• [Provided material]:
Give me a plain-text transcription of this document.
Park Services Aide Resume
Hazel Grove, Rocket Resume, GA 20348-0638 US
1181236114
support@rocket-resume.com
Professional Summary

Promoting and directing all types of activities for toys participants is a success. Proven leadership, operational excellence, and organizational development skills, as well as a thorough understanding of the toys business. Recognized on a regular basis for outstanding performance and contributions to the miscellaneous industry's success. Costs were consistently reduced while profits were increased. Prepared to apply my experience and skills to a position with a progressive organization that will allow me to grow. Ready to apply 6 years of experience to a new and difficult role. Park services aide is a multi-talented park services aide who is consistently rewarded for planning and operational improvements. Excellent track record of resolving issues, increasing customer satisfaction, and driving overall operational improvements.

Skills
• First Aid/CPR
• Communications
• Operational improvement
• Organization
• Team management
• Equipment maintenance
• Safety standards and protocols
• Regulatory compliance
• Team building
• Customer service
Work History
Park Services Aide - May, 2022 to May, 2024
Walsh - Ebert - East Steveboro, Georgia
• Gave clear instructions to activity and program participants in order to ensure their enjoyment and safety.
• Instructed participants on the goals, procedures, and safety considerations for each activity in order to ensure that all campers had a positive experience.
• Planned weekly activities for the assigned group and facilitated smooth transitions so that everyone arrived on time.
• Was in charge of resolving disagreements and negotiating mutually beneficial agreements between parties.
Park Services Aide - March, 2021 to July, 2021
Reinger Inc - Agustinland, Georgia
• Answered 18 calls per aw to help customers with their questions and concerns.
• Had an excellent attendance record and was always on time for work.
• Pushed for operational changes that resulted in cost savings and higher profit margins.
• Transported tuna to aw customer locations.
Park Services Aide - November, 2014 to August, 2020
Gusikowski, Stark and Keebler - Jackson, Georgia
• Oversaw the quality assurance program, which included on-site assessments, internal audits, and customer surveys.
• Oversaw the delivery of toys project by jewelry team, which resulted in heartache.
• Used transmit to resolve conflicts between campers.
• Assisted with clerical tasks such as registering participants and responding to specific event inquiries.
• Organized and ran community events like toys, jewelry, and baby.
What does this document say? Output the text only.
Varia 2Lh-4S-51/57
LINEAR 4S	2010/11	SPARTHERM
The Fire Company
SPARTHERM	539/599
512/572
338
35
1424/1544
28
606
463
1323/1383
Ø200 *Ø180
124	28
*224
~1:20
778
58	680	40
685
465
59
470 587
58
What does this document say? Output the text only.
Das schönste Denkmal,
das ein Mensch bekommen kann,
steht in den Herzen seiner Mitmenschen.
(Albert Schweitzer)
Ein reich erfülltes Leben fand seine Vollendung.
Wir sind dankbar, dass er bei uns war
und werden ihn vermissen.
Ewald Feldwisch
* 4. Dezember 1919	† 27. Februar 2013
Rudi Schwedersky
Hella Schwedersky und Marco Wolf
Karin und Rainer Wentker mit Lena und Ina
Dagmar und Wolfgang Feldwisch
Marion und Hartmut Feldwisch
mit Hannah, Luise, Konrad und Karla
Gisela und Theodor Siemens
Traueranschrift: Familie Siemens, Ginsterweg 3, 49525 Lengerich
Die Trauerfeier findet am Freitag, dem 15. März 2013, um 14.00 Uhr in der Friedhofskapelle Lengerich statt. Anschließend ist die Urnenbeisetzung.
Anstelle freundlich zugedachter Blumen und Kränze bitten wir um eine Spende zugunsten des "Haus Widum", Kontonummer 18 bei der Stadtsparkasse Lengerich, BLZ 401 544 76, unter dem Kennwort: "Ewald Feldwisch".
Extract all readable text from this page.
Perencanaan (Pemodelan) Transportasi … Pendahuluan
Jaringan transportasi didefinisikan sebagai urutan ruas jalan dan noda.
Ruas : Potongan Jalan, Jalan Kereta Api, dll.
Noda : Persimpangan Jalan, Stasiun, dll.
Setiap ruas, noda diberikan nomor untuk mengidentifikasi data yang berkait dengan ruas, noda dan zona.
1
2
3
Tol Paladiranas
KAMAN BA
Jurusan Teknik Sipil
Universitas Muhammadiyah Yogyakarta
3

• [Exercise instructions]: Retype the listing exactly, in full.

• [Exercise answer]:
Give me a plain-text transcription of this document.
Park Services Aide Resume
Hazel Grove, Rocket Resume, GA 20348-0638 US
1181236114
support@rocket-resume.com
Professional Summary

Promoting and directing all types of activities for toys participants is a success. Proven leadership, operational excellence, and organizational development skills, as well as a thorough understanding of the toys business. Recognized on a regular basis for outstanding performance and contributions to the miscellaneous industry's success. Costs were consistently reduced while profits were increased. Prepared to apply my experience and skills to a position with a progressive organization that will allow me to grow. Ready to apply 6 years of experience to a new and difficult role. Park services aide is a multi-talented park services aide who is consistently rewarded for planning and operational improvements. Excellent track record of resolving issues, increasing customer satisfaction, and driving overall operational improvements.

Skills
• First Aid/CPR
• Communications
• Operational improvement
• Organization
• Team management
• Equipment maintenance
• Safety standards and protocols
• Regulatory compliance
• Team building
• Customer service
Work History
Park Services Aide - May, 2022 to May, 2024
Walsh - Ebert - East Steveboro, Georgia
• Gave clear instructions to activity and program participants in order to ensure their enjoyment and safety.
• Instructed participants on the goals, procedures, and safety considerations for each activity in order to ensure that all campers had a positive experience.
• Planned weekly activities for the assigned group and facilitated smooth transitions so that everyone arrived on time.
• Was in charge of resolving disagreements and negotiating mutually beneficial agreements between parties.
Park Services Aide - March, 2021 to July, 2021
Reinger Inc - Agustinland, Georgia
• Answered 18 calls per aw to help customers with their questions and concerns.
• Had an excellent attendance record and was always on time for work.
• Pushed for operational changes that resulted in cost savings and higher profit margins.
• Transported tuna to aw customer locations.
Park Services Aide - November, 2014 to August, 2020
Gusikowski, Stark and Keebler - Jackson, Georgia
• Oversaw the quality assurance program, which included on-site assessments, internal audits, and customer surveys.
• Oversaw the delivery of toys project by jewelry team, which resulted in heartache.
• Used transmit to resolve conflicts between campers.
• Assisted with clerical tasks such as registering participants and responding to specific event inquiries.
• Organized and ran community events like toys, jewelry, and baby.
What does this document say? Output the text only.
Varia 2Lh-4S-51/57
LINEAR 4S	2010/11	SPARTHERM
The Fire Company
SPARTHERM	539/599
512/572
338
35
1424/1544
28
606
463
1323/1383
Ø200 *Ø180
124	28
*224
~1:20
778
58	680	40
685
465
59
470 587
58
What does this document say? Output the text only.
Das schönste Denkmal,
das ein Mensch bekommen kann,
steht in den Herzen seiner Mitmenschen.
(Albert Schweitzer)
Ein reich erfülltes Leben fand seine Vollendung.
Wir sind dankbar, dass er bei uns war
und werden ihn vermissen.
Ewald Feldwisch
* 4. Dezember 1919	† 27. Februar 2013
Rudi Schwedersky
Hella Schwedersky und Marco Wolf
Karin und Rainer Wentker mit Lena und Ina
Dagmar und Wolfgang Feldwisch
Marion und Hartmut Feldwisch
mit Hannah, Luise, Konrad und Karla
Gisela und Theodor Siemens
Traueranschrift: Familie Siemens, Ginsterweg 3, 49525 Lengerich
Die Trauerfeier findet am Freitag, dem 15. März 2013, um 14.00 Uhr in der Friedhofskapelle Lengerich statt. Anschließend ist die Urnenbeisetzung.
Anstelle freundlich zugedachter Blumen und Kränze bitten wir um eine Spende zugunsten des "Haus Widum", Kontonummer 18 bei der Stadtsparkasse Lengerich, BLZ 401 544 76, unter dem Kennwort: "Ewald Feldwisch".
Extract all readable text from this page.
Perencanaan (Pemodelan) Transportasi … Pendahuluan
Jaringan transportasi didefinisikan sebagai urutan ruas jalan dan noda.
Ruas : Potongan Jalan, Jalan Kereta Api, dll.
Noda : Persimpangan Jalan, Stasiun, dll.
Setiap ruas, noda diberikan nomor untuk mengidentifikasi data yang berkait dengan ruas, noda dan zona.
1
2
3
Tol Paladiranas
KAMAN BA
Jurusan Teknik Sipil
Universitas Muhammadiyah Yogyakarta
3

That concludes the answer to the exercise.